Given instruction
Report all lines from the entries below in which "មបងប" appears.

## Begin Records for this exercise

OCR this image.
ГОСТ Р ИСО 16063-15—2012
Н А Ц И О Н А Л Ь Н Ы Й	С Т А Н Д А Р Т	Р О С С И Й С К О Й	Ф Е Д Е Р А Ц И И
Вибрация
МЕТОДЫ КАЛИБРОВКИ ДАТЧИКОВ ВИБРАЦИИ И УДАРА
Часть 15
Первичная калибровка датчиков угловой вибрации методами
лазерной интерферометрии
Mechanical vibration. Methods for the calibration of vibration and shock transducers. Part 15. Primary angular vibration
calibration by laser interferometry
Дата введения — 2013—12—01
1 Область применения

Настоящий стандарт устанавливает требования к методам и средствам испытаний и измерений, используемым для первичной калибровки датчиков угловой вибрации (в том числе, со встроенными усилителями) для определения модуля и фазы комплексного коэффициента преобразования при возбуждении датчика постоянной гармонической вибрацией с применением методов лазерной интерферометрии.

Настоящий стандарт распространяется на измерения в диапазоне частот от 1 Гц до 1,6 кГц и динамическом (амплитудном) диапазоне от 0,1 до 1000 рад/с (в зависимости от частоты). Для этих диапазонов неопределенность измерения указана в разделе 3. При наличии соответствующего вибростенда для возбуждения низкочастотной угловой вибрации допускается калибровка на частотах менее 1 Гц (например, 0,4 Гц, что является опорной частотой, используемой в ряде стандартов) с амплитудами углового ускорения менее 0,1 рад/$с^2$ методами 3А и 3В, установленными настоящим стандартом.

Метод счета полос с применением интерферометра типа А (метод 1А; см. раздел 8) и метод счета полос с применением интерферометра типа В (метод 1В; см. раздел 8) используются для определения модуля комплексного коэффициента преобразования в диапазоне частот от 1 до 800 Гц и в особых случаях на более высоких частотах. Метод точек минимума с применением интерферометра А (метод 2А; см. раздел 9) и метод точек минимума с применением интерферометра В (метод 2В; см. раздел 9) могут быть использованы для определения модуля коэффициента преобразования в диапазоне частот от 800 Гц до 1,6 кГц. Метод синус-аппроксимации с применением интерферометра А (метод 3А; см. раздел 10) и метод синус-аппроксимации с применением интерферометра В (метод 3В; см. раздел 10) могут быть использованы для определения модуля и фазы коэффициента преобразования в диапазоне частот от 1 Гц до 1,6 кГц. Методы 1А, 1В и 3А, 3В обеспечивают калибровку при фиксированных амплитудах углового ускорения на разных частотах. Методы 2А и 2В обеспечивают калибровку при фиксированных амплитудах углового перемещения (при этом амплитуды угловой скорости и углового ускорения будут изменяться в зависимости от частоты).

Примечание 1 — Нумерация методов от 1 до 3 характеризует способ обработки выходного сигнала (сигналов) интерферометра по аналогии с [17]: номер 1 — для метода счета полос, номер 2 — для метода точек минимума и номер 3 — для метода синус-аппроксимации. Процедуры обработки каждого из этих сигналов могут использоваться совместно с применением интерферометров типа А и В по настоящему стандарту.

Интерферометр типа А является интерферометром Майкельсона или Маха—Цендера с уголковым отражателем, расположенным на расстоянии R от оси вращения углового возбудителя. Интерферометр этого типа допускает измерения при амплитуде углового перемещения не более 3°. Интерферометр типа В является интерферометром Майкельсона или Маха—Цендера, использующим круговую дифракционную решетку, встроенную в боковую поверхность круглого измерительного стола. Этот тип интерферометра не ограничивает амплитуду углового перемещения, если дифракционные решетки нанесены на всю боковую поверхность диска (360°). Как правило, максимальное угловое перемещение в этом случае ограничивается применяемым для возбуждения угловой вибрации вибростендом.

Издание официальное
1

## End Records for this exercise
## Begin Records for this exercise

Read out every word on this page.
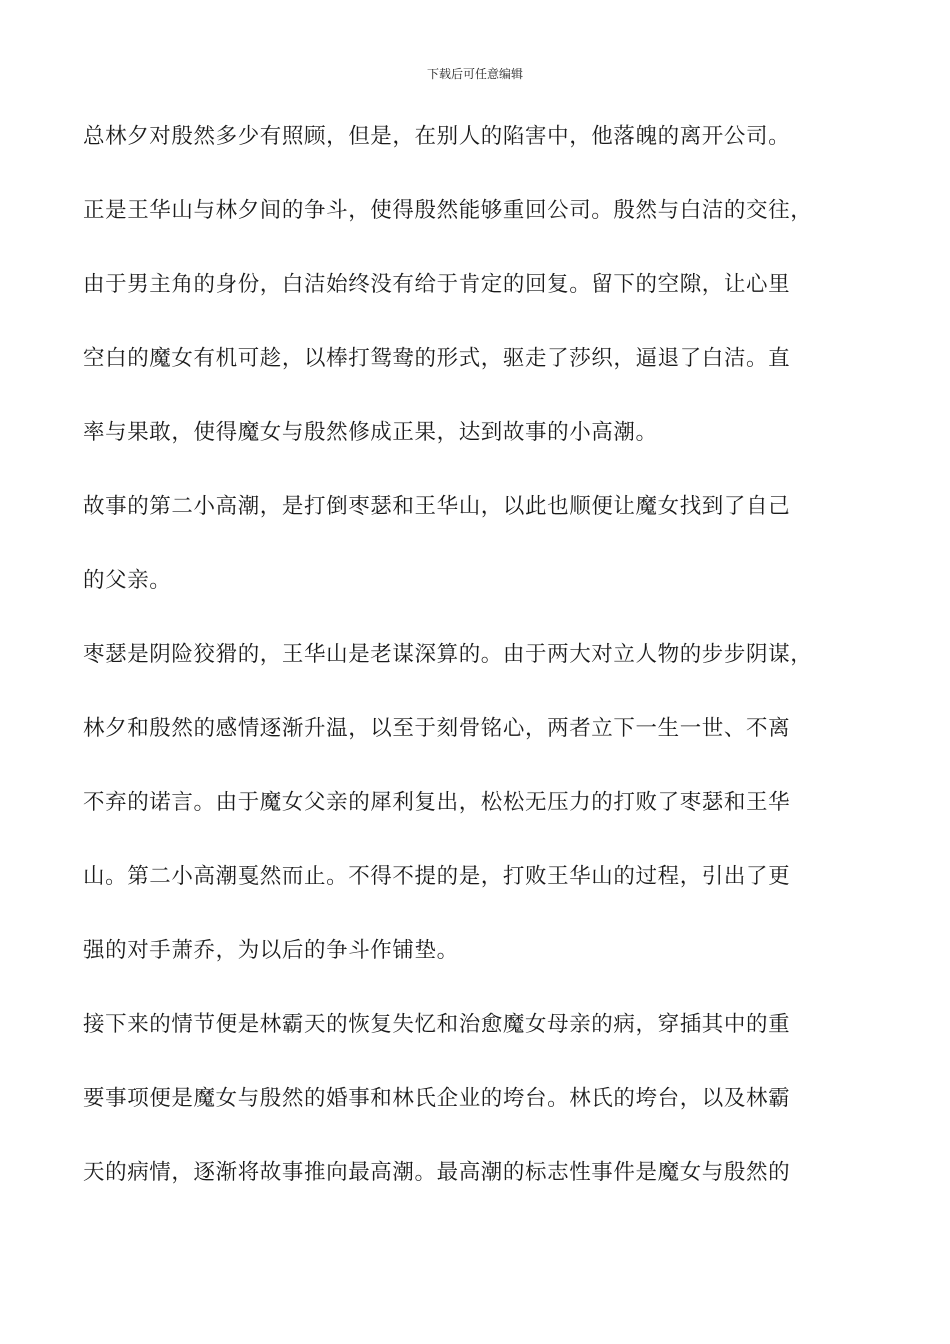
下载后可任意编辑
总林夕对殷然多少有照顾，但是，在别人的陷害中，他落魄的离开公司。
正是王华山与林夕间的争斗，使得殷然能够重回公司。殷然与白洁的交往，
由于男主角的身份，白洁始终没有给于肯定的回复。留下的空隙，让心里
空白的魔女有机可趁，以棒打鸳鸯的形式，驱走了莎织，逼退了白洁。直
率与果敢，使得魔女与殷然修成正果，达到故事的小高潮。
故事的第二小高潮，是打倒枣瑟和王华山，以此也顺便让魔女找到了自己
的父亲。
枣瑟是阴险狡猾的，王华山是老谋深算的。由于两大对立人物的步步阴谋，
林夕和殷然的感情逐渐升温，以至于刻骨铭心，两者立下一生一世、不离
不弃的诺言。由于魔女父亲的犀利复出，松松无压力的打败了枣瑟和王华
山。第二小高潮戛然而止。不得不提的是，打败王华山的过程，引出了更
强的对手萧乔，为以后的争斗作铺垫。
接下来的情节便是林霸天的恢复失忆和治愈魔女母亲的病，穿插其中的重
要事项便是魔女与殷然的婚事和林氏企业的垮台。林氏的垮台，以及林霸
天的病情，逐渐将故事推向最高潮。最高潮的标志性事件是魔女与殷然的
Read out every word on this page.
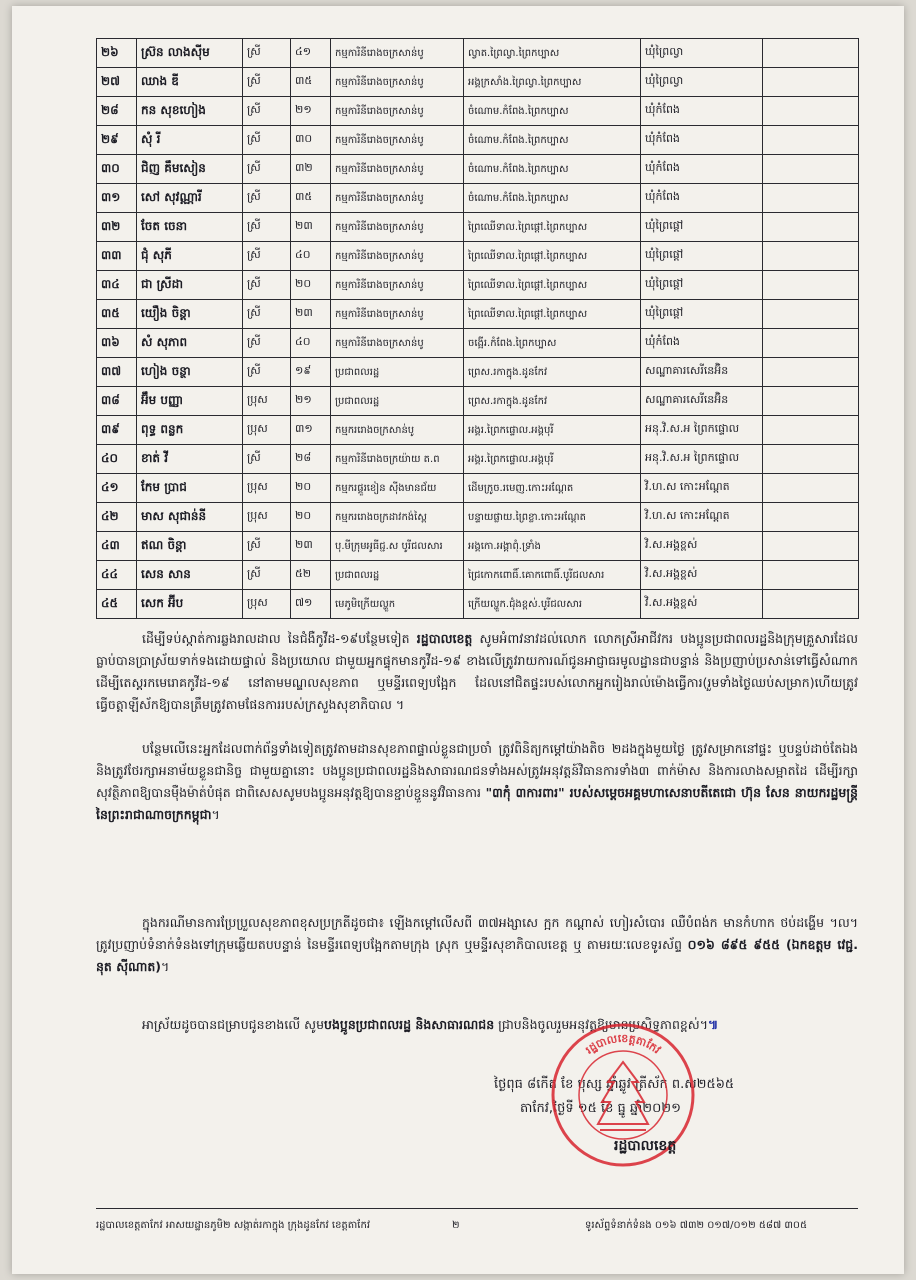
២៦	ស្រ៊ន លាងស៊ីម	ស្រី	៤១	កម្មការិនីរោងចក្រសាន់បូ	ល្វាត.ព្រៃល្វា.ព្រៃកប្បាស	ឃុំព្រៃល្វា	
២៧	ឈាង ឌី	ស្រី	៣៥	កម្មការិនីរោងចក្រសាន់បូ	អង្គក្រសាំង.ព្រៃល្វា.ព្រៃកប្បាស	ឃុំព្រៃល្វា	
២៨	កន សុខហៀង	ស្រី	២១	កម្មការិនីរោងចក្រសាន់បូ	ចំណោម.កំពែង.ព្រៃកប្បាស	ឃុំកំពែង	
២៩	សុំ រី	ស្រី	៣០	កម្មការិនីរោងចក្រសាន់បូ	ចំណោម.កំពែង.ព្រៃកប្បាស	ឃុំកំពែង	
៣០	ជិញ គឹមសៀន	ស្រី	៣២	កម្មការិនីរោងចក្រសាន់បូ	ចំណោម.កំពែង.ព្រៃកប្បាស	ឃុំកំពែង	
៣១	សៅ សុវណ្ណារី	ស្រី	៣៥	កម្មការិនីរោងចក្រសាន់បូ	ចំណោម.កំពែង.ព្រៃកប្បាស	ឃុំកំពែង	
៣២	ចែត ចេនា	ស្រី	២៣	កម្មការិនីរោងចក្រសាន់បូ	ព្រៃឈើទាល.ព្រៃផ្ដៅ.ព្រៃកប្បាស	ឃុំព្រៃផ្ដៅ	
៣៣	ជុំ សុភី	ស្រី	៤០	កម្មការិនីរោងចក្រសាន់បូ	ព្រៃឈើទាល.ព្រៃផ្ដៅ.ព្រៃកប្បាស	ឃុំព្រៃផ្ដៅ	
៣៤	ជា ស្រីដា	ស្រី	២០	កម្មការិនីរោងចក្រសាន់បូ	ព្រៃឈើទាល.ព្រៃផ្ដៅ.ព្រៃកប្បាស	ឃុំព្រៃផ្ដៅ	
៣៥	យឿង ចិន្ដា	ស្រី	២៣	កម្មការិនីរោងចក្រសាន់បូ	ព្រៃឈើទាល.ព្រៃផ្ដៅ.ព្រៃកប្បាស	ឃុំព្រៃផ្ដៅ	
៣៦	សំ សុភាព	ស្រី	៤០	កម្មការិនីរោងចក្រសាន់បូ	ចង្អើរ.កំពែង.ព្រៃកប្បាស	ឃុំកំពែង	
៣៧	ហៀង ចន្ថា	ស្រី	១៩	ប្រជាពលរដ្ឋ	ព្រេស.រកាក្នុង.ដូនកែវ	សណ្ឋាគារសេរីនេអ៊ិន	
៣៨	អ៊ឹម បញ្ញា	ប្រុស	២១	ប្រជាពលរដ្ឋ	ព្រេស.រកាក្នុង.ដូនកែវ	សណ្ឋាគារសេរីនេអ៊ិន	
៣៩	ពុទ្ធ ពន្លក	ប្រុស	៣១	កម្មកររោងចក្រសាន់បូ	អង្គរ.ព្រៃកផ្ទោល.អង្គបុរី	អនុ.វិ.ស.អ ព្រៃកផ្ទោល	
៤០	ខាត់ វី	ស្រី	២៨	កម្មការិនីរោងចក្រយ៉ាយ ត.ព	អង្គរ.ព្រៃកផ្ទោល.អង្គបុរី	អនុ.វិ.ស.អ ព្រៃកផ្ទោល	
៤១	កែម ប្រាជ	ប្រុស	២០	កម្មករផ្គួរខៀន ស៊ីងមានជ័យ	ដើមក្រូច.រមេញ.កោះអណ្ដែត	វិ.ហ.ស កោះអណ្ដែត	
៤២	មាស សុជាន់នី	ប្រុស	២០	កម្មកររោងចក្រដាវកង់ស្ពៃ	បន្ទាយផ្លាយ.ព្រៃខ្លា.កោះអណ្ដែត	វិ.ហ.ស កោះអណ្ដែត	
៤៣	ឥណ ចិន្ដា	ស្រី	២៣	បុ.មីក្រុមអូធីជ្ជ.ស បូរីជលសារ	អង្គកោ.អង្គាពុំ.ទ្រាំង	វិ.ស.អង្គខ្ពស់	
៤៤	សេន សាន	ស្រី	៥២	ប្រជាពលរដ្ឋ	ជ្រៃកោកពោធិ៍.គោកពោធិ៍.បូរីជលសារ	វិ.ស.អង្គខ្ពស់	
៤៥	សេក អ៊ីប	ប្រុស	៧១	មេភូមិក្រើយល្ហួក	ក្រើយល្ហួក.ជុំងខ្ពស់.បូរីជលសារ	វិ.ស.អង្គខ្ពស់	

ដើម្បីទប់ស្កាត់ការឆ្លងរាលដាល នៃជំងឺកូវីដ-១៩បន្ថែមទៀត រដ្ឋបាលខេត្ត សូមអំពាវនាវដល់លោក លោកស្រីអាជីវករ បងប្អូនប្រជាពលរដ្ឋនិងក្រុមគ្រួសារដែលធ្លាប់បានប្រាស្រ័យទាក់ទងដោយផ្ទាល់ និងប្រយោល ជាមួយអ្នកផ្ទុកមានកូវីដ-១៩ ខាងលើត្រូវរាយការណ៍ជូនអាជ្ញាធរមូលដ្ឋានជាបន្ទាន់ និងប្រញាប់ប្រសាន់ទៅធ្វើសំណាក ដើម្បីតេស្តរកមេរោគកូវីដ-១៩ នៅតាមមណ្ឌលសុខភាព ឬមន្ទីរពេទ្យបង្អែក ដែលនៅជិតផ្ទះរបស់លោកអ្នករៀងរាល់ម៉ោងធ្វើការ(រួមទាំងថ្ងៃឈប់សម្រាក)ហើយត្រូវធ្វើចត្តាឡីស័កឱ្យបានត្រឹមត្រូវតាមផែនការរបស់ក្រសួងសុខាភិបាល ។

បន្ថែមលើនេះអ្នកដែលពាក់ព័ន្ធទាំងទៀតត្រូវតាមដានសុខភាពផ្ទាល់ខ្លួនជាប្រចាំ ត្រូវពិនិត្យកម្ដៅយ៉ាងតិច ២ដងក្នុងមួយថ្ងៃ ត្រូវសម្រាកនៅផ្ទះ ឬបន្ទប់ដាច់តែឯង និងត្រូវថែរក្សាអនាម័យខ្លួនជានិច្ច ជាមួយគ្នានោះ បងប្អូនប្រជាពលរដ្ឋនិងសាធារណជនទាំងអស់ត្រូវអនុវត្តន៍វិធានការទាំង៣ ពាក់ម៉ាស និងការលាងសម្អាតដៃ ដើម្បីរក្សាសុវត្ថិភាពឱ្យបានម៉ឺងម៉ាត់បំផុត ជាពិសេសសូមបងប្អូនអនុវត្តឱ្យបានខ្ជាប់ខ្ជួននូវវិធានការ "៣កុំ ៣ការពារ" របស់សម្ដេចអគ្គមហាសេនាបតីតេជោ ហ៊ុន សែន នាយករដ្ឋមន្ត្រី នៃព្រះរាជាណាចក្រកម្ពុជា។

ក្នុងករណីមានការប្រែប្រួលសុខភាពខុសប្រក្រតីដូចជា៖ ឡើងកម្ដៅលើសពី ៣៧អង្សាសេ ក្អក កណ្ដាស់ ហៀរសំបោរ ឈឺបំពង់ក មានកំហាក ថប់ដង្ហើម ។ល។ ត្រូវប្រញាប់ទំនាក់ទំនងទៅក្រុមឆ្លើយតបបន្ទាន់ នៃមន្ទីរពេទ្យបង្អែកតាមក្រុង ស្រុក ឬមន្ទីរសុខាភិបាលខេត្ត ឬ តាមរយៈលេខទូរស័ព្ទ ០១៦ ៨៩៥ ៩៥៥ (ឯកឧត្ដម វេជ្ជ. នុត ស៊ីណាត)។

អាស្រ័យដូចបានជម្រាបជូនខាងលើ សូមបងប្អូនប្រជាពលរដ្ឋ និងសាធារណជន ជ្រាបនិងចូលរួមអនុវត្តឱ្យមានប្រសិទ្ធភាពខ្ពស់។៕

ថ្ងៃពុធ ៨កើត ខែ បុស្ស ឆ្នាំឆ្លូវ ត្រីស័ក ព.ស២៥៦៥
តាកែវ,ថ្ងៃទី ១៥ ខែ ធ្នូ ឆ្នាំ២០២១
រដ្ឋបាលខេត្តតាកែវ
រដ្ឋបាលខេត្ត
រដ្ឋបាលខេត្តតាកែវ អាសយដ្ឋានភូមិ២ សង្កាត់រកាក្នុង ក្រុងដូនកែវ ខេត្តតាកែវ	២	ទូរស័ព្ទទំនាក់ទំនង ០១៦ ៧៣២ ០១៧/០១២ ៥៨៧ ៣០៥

## End Records for this exercise

Result for this task
បន្ថែមលើនេះអ្នកដែលពាក់ព័ន្ធទាំងទៀតត្រូវតាមដានសុខភាពផ្ទាល់ខ្លួនជាប្រចាំ ត្រូវពិនិត្យកម្ដៅយ៉ាងតិច ២ដងក្នុងមួយថ្ងៃ ត្រូវសម្រាកនៅផ្ទះ ឬបន្ទប់ដាច់តែឯង និងត្រូវថែរក្សាអនាម័យខ្លួនជានិច្ច ជាមួយគ្នានោះ បងប្អូនប្រជាពលរដ្ឋនិងសាធារណជនទាំងអស់ត្រូវអនុវត្តន៍វិធានការទាំង៣ ពាក់ម៉ាស និងការលាងសម្អាតដៃ ដើម្បីរក្សាសុវត្ថិភាពឱ្យបានម៉ឺងម៉ាត់បំផុត ជាពិសេសសូមបងប្អូនអនុវត្តឱ្យបានខ្ជាប់ខ្ជួននូវវិធានការ "៣កុំ ៣ការពារ" របស់សម្ដេចអគ្គមហាសេនាបតីតេជោ ហ៊ុន សែន នាយករដ្ឋមន្ត្រី នៃព្រះរាជាណាចក្រកម្ពុជា។
អាស្រ័យដូចបានជម្រាបជូនខាងលើ សូមបងប្អូនប្រជាពលរដ្ឋ និងសាធារណជន ជ្រាបនិងចូលរួមអនុវត្តឱ្យមានប្រសិទ្ធភាពខ្ពស់។៕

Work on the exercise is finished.